[Start of section]

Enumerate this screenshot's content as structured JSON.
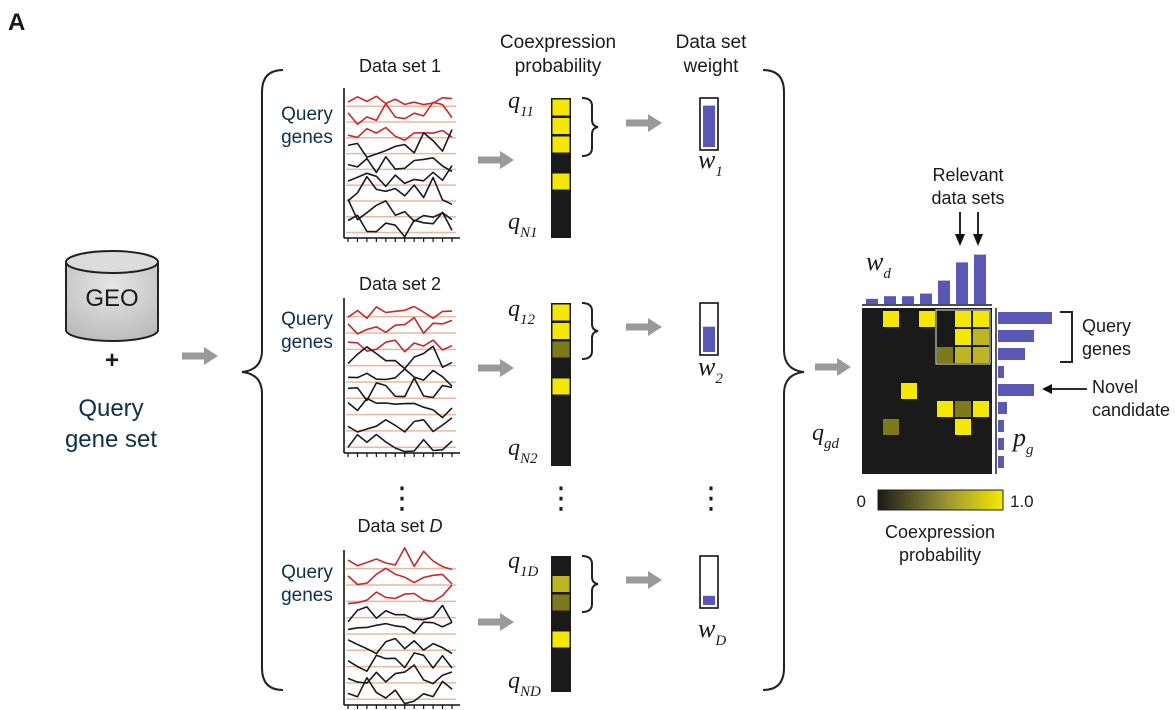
{
  "panel_letter": "A",
  "geo_label": "GEO",
  "plus_sign": "+",
  "query_gene_set": [
    "Query",
    "gene set"
  ],
  "column_headers": {
    "coexpression": [
      "Coexpression",
      "probability"
    ],
    "weight": [
      "Data set",
      "weight"
    ]
  },
  "datasets": [
    {
      "title": "Data set 1",
      "query_label": [
        "Query",
        "genes"
      ],
      "q_top": {
        "base": "q",
        "sub": "11"
      },
      "q_bottom": {
        "base": "q",
        "sub": "N1"
      },
      "weight_symbol": {
        "base": "w",
        "sub": "1"
      },
      "weight_fraction": 0.9,
      "column_cells": [
        "#f5e800",
        "#f5e800",
        "#f5e800",
        "#1a1a1a",
        "#f5e800",
        "#1a1a1a",
        "#1a1a1a",
        "#1a1a1a",
        "#1a1a1a"
      ]
    },
    {
      "title": "Data set 2",
      "query_label": [
        "Query",
        "genes"
      ],
      "q_top": {
        "base": "q",
        "sub": "12"
      },
      "q_bottom": {
        "base": "q",
        "sub": "N2"
      },
      "weight_symbol": {
        "base": "w",
        "sub": "2"
      },
      "weight_fraction": 0.55,
      "column_cells": [
        "#f5e800",
        "#f5e800",
        "#7d7a1c",
        "#1a1a1a",
        "#f5e800",
        "#1a1a1a",
        "#1a1a1a",
        "#1a1a1a",
        "#1a1a1a"
      ]
    },
    {
      "title_prefix": "Data set ",
      "title_italic": "D",
      "query_label": [
        "Query",
        "genes"
      ],
      "q_top": {
        "base": "q",
        "sub": "1D"
      },
      "q_bottom": {
        "base": "q",
        "sub": "ND"
      },
      "weight_symbol": {
        "base": "w",
        "sub": "D"
      },
      "weight_fraction": 0.2,
      "column_cells": [
        "#1a1a1a",
        "#bdb522",
        "#7d7a1c",
        "#1a1a1a",
        "#f5e800",
        "#1a1a1a",
        "#1a1a1a",
        "#1a1a1a",
        "#1a1a1a"
      ]
    }
  ],
  "ellipsis": "⋮",
  "relevant_label": [
    "Relevant",
    "data sets"
  ],
  "wd_symbol": {
    "base": "w",
    "sub": "d"
  },
  "qgd_symbol": {
    "base": "q",
    "sub": "gd"
  },
  "pg_symbol": {
    "base": "p",
    "sub": "g"
  },
  "matrix_query_label": [
    "Query",
    "genes"
  ],
  "novel_label": [
    "Novel",
    "candidate"
  ],
  "colorbar": {
    "min": "0",
    "max": "1.0",
    "label": [
      "Coexpression",
      "probability"
    ]
  },
  "colors": {
    "query_red": "#c8282d",
    "background_black": "#1a1a1a",
    "yellow": "#f5e800",
    "weight_blue": "#5a58b4",
    "baseline_peach": "#e8b9a0",
    "arrow_gray": "#9a9a9a",
    "query_text": "#0e3046"
  },
  "weight_bars_top": [
    0.1,
    0.15,
    0.15,
    0.2,
    0.45,
    0.8,
    0.95
  ],
  "weight_bars_right": [
    0.9,
    0.6,
    0.45,
    0.1,
    0.6,
    0.15,
    0.1,
    0.1,
    0.1
  ],
  "matrix_cells": [
    [
      "#1a1a1a",
      "#f5e800",
      "#1a1a1a",
      "#f5e800",
      "#1a1a1a",
      "#f5e800",
      "#f5e800"
    ],
    [
      "#1a1a1a",
      "#1a1a1a",
      "#1a1a1a",
      "#1a1a1a",
      "#1a1a1a",
      "#f5e800",
      "#bdb522"
    ],
    [
      "#1a1a1a",
      "#1a1a1a",
      "#1a1a1a",
      "#1a1a1a",
      "#7d7a1c",
      "#bdb522",
      "#bdb522"
    ],
    [
      "#1a1a1a",
      "#1a1a1a",
      "#1a1a1a",
      "#1a1a1a",
      "#1a1a1a",
      "#1a1a1a",
      "#1a1a1a"
    ],
    [
      "#1a1a1a",
      "#1a1a1a",
      "#f5e800",
      "#1a1a1a",
      "#1a1a1a",
      "#1a1a1a",
      "#1a1a1a"
    ],
    [
      "#1a1a1a",
      "#1a1a1a",
      "#1a1a1a",
      "#1a1a1a",
      "#f5e800",
      "#7d7a1c",
      "#f5e800"
    ],
    [
      "#1a1a1a",
      "#7d7a1c",
      "#1a1a1a",
      "#1a1a1a",
      "#1a1a1a",
      "#f5e800",
      "#1a1a1a"
    ],
    [
      "#1a1a1a",
      "#1a1a1a",
      "#1a1a1a",
      "#1a1a1a",
      "#1a1a1a",
      "#1a1a1a",
      "#1a1a1a"
    ],
    [
      "#1a1a1a",
      "#1a1a1a",
      "#1a1a1a",
      "#1a1a1a",
      "#1a1a1a",
      "#1a1a1a",
      "#1a1a1a"
    ]
  ]
}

[End of section]

**WHAT TO WORK ON:**
Your answer must be an exact copy of the records, with no pictures in it.

**OUTPUT FOR THIS TASK:**
Enumerate this screenshot's content as structured JSON.
{
  "panel_letter": "A",
  "geo_label": "GEO",
  "plus_sign": "+",
  "query_gene_set": [
    "Query",
    "gene set"
  ],
  "column_headers": {
    "coexpression": [
      "Coexpression",
      "probability"
    ],
    "weight": [
      "Data set",
      "weight"
    ]
  },
  "datasets": [
    {
      "title": "Data set 1",
      "query_label": [
        "Query",
        "genes"
      ],
      "q_top": {
        "base": "q",
        "sub": "11"
      },
      "q_bottom": {
        "base": "q",
        "sub": "N1"
      },
      "weight_symbol": {
        "base": "w",
        "sub": "1"
      },
      "weight_fraction": 0.9,
      "column_cells": [
        "#f5e800",
        "#f5e800",
        "#f5e800",
        "#1a1a1a",
        "#f5e800",
        "#1a1a1a",
        "#1a1a1a",
        "#1a1a1a",
        "#1a1a1a"
      ]
    },
    {
      "title": "Data set 2",
      "query_label": [
        "Query",
        "genes"
      ],
      "q_top": {
        "base": "q",
        "sub": "12"
      },
      "q_bottom": {
        "base": "q",
        "sub": "N2"
      },
      "weight_symbol": {
        "base": "w",
        "sub": "2"
      },
      "weight_fraction": 0.55,
      "column_cells": [
        "#f5e800",
        "#f5e800",
        "#7d7a1c",
        "#1a1a1a",
        "#f5e800",
        "#1a1a1a",
        "#1a1a1a",
        "#1a1a1a",
        "#1a1a1a"
      ]
    },
    {
      "title_prefix": "Data set ",
      "title_italic": "D",
      "query_label": [
        "Query",
        "genes"
      ],
      "q_top": {
        "base": "q",
        "sub": "1D"
      },
      "q_bottom": {
        "base": "q",
        "sub": "ND"
      },
      "weight_symbol": {
        "base": "w",
        "sub": "D"
      },
      "weight_fraction": 0.2,
      "column_cells": [
        "#1a1a1a",
        "#bdb522",
        "#7d7a1c",
        "#1a1a1a",
        "#f5e800",
        "#1a1a1a",
        "#1a1a1a",
        "#1a1a1a",
        "#1a1a1a"
      ]
    }
  ],
  "ellipsis": "⋮",
  "relevant_label": [
    "Relevant",
    "data sets"
  ],
  "wd_symbol": {
    "base": "w",
    "sub": "d"
  },
  "qgd_symbol": {
    "base": "q",
    "sub": "gd"
  },
  "pg_symbol": {
    "base": "p",
    "sub": "g"
  },
  "matrix_query_label": [
    "Query",
    "genes"
  ],
  "novel_label": [
    "Novel",
    "candidate"
  ],
  "colorbar": {
    "min": "0",
    "max": "1.0",
    "label": [
      "Coexpression",
      "probability"
    ]
  },
  "colors": {
    "query_red": "#c8282d",
    "background_black": "#1a1a1a",
    "yellow": "#f5e800",
    "weight_blue": "#5a58b4",
    "baseline_peach": "#e8b9a0",
    "arrow_gray": "#9a9a9a",
    "query_text": "#0e3046"
  },
  "weight_bars_top": [
    0.1,
    0.15,
    0.15,
    0.2,
    0.45,
    0.8,
    0.95
  ],
  "weight_bars_right": [
    0.9,
    0.6,
    0.45,
    0.1,
    0.6,
    0.15,
    0.1,
    0.1,
    0.1
  ],
  "matrix_cells": [
    [
      "#1a1a1a",
      "#f5e800",
      "#1a1a1a",
      "#f5e800",
      "#1a1a1a",
      "#f5e800",
      "#f5e800"
    ],
    [
      "#1a1a1a",
      "#1a1a1a",
      "#1a1a1a",
      "#1a1a1a",
      "#1a1a1a",
      "#f5e800",
      "#bdb522"
    ],
    [
      "#1a1a1a",
      "#1a1a1a",
      "#1a1a1a",
      "#1a1a1a",
      "#7d7a1c",
      "#bdb522",
      "#bdb522"
    ],
    [
      "#1a1a1a",
      "#1a1a1a",
      "#1a1a1a",
      "#1a1a1a",
      "#1a1a1a",
      "#1a1a1a",
      "#1a1a1a"
    ],
    [
      "#1a1a1a",
      "#1a1a1a",
      "#f5e800",
      "#1a1a1a",
      "#1a1a1a",
      "#1a1a1a",
      "#1a1a1a"
    ],
    [
      "#1a1a1a",
      "#1a1a1a",
      "#1a1a1a",
      "#1a1a1a",
      "#f5e800",
      "#7d7a1c",
      "#f5e800"
    ],
    [
      "#1a1a1a",
      "#7d7a1c",
      "#1a1a1a",
      "#1a1a1a",
      "#1a1a1a",
      "#f5e800",
      "#1a1a1a"
    ],
    [
      "#1a1a1a",
      "#1a1a1a",
      "#1a1a1a",
      "#1a1a1a",
      "#1a1a1a",
      "#1a1a1a",
      "#1a1a1a"
    ],
    [
      "#1a1a1a",
      "#1a1a1a",
      "#1a1a1a",
      "#1a1a1a",
      "#1a1a1a",
      "#1a1a1a",
      "#1a1a1a"
    ]
  ]
}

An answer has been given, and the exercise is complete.